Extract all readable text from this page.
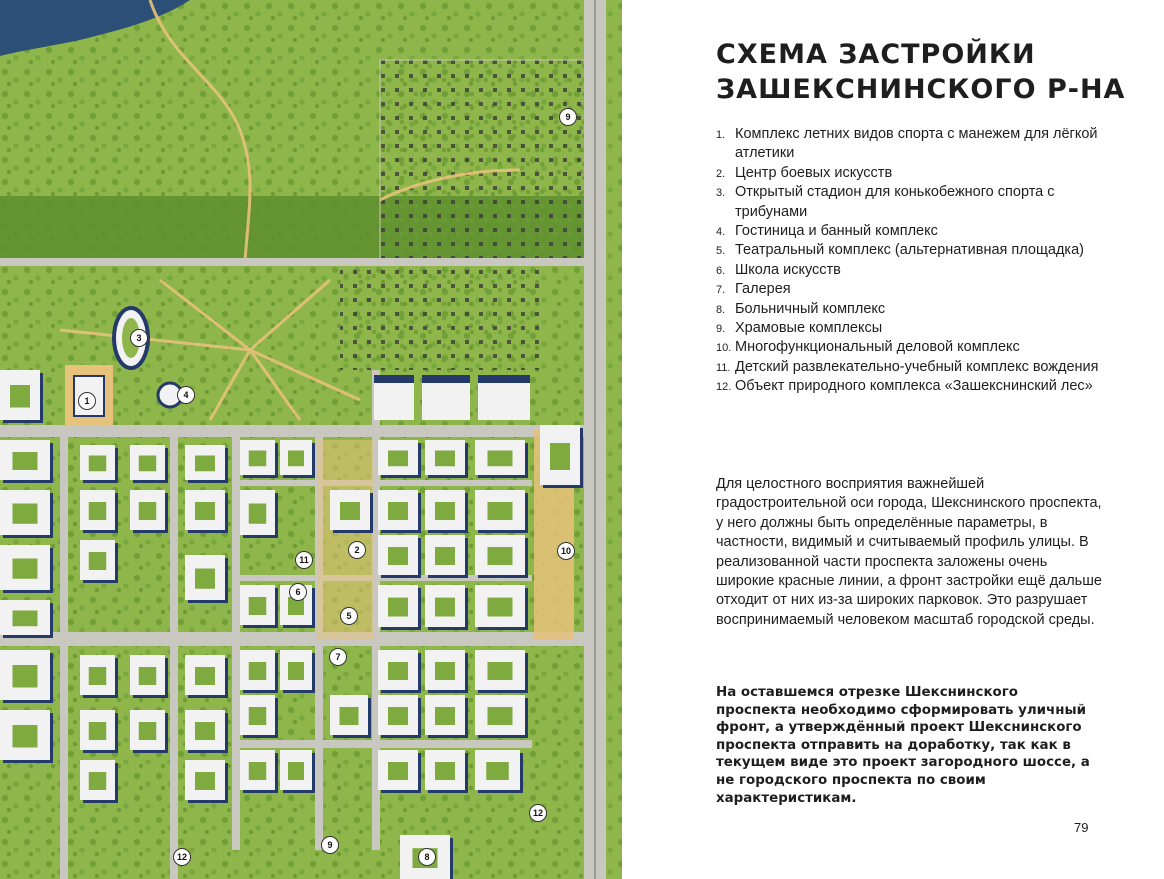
1
2
3
4
5
6
7
8
9
9
10
11
12
12
СХЕМА ЗАСТРОЙКИ
ЗАШЕКСНИНСКОГО Р-НА
1. Комплекс летних видов спорта с манежем для лёгкой атлетики
2. Центр боевых искусств
3. Открытый стадион для конькобежного спорта с трибунами
4. Гостиница и банный комплекс
5. Театральный комплекс (альтернативная площадка)
6. Школа искусств
7. Галерея
8. Больничный комплекс
9. Храмовые комплексы
10. Многофункциональный деловой комплекс
11. Детский развлекательно-учебный комплекс вождения
12. Объект природного комплекса «Зашекснинский лес»

Для целостного восприятия важнейшей градостроительной оси города, Шекснинского проспекта, у него должны быть определённые параметры, в частности, видимый и считываемый профиль улицы. В реализованной части проспекта заложены очень широкие красные линии, а фронт застройки ещё дальше отходит от них из-за широких парковок. Это разрушает воспринимаемый человеком масштаб городской среды.

На оставшемся отрезке Шекснинского проспекта необходимо сформировать уличный фронт, а утверждённый проект Шекснинского проспекта отправить на доработку, так как в текущем виде это проект загородного шоссе, а не городского проспекта по своим характеристикам.

79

......

- Stated problem -
Repeat the material above in full and exactly, omitting the pictures.

- Written response -
Extract all readable text from this page.
1
2
3
4
5
6
7
8
9
9
10
11
12
12
СХЕМА ЗАСТРОЙКИ
ЗАШЕКСНИНСКОГО Р-НА
1. Комплекс летних видов спорта с манежем для лёгкой атлетики
2. Центр боевых искусств
3. Открытый стадион для конькобежного спорта с трибунами
4. Гостиница и банный комплекс
5. Театральный комплекс (альтернативная площадка)
6. Школа искусств
7. Галерея
8. Больничный комплекс
9. Храмовые комплексы
10. Многофункциональный деловой комплекс
11. Детский развлекательно-учебный комплекс вождения
12. Объект природного комплекса «Зашекснинский лес»

Для целостного восприятия важнейшей градостроительной оси города, Шекснинского проспекта, у него должны быть определённые параметры, в частности, видимый и считываемый профиль улицы. В реализованной части проспекта заложены очень широкие красные линии, а фронт застройки ещё дальше отходит от них из-за широких парковок. Это разрушает воспринимаемый человеком масштаб городской среды.

На оставшемся отрезке Шекснинского проспекта необходимо сформировать уличный фронт, а утверждённый проект Шекснинского проспекта отправить на доработку, так как в текущем виде это проект загородного шоссе, а не городского проспекта по своим характеристикам.

79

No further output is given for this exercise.